## Start Task input

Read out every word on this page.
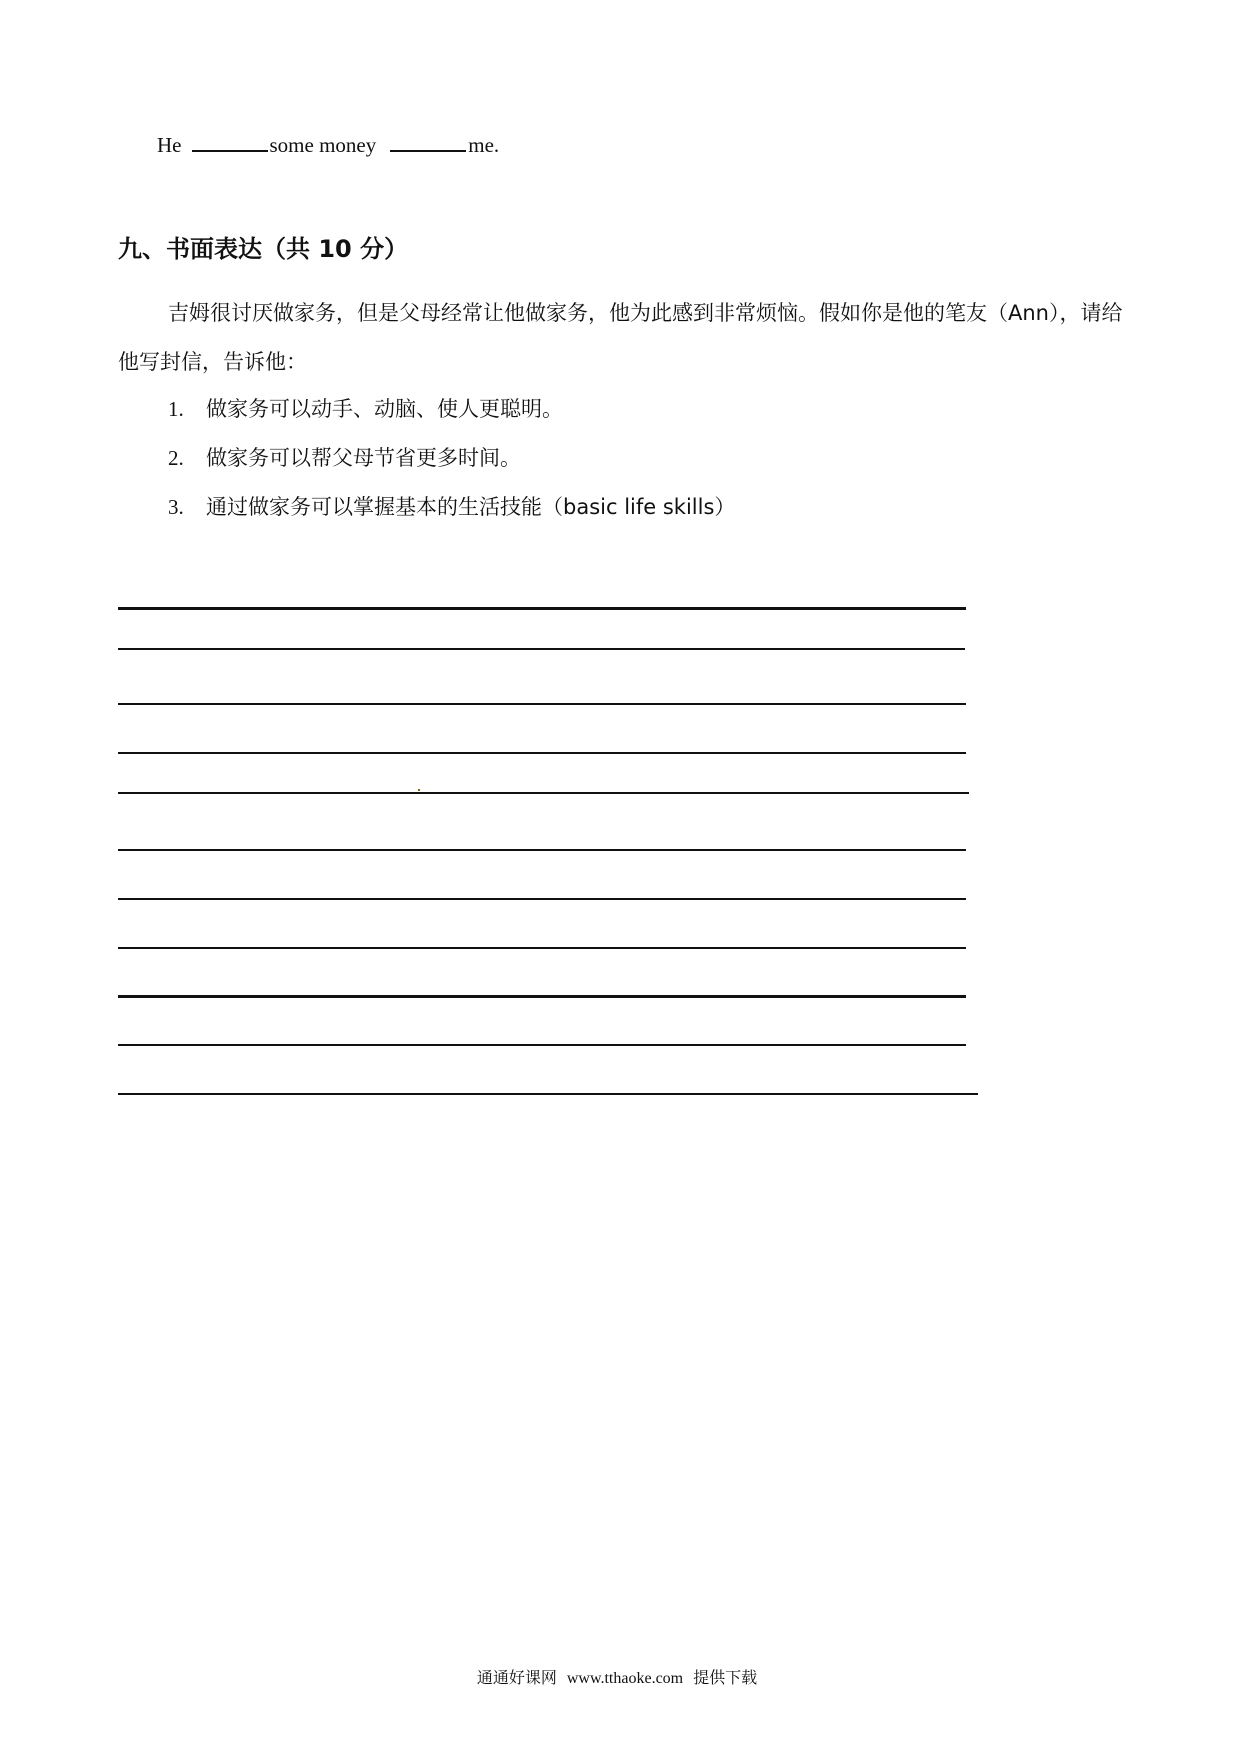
He	some money	me.
九、书面表达（共 10 分）
吉姆很讨厌做家务，但是父母经常让他做家务，他为此感到非常烦恼。假如你是他的笔友（Ann），请给他写封信，告诉他：
1. 做家务可以动手、动脑、使人更聪明。
2. 做家务可以帮父母节省更多时间。
3. 通过做家务可以掌握基本的生活技能（basic life skills）
通通好课网 www.tthaoke.com 提供下载
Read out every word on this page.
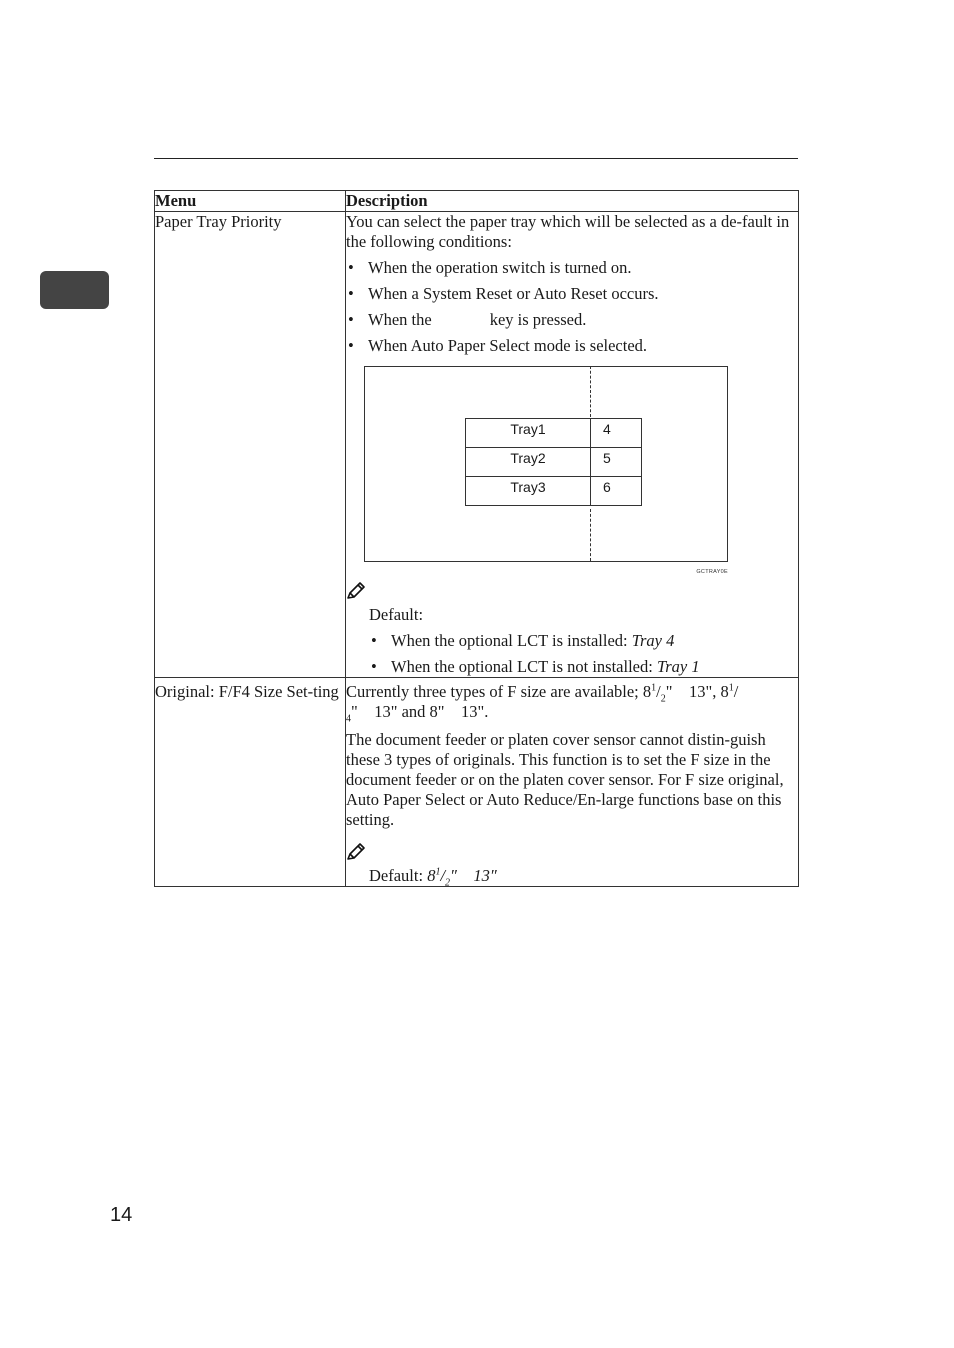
Menu	Description
Paper Tray Priority	You can select the paper tray which will be selected as a de-fault in the following conditions:

• When the operation switch is turned on.
• When a System Reset or Auto Reset occurs.
• When the	key is pressed.
• When Auto Paper Select mode is selected.
Tray1	4
Tray2	5
Tray3	6
GCTRAY0E

Default:

• When the optional LCT is installed: Tray 4
• When the optional LCT is not installed: Tray 1

Original: F/F4 Size Set-ting	Currently three types of F size are available; $8^1/_2$"    13", $8^1/$ $_4$"    13" and 8"    13".

The document feeder or platen cover sensor cannot distin-guish these 3 types of originals. This function is to set the F size in the document feeder or on the platen cover sensor. For F size original, Auto Paper Select or Auto Reduce/En-large functions base on this setting.

Default: $8^1/_2''$    13″

14
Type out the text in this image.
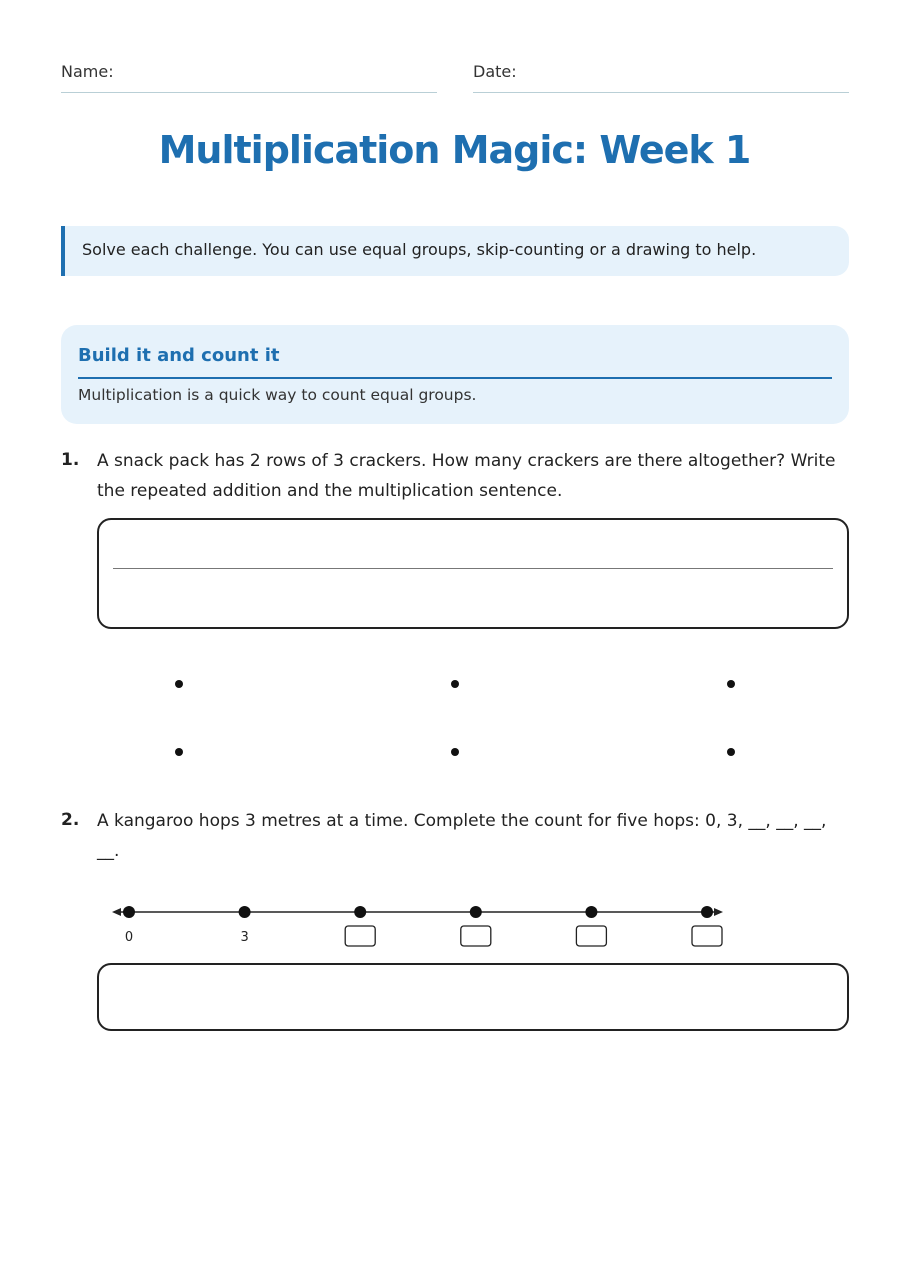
Name:	Date:
Multiplication Magic: Week 1
Solve each challenge. You can use equal groups, skip-counting or a drawing to help.
Build it and count it
Multiplication is a quick way to count equal groups.
1. A snack pack has 2 rows of 3 crackers. How many crackers are there altogether? Write the repeated addition and the multiplication sentence.
2. A kangaroo hops 3 metres at a time. Complete the count for five hops: 0, 3, __, __, __, __.
0	3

## End Task input

_Given exercise_:
Pick out all lines containing the string "types".

_Output for this exercise_:
Original: F/F4 Size Set-ting	Currently three types of F size are available; $8^1/_2$"    13", $8^1/$ $_4$"    13" and 8"    13".
The document feeder or platen cover sensor cannot distin-guish these 3 types of originals. This function is to set the F size in the document feeder or on the platen cover sensor. For F size original, Auto Paper Select or Auto Reduce/En-large functions base on this setting.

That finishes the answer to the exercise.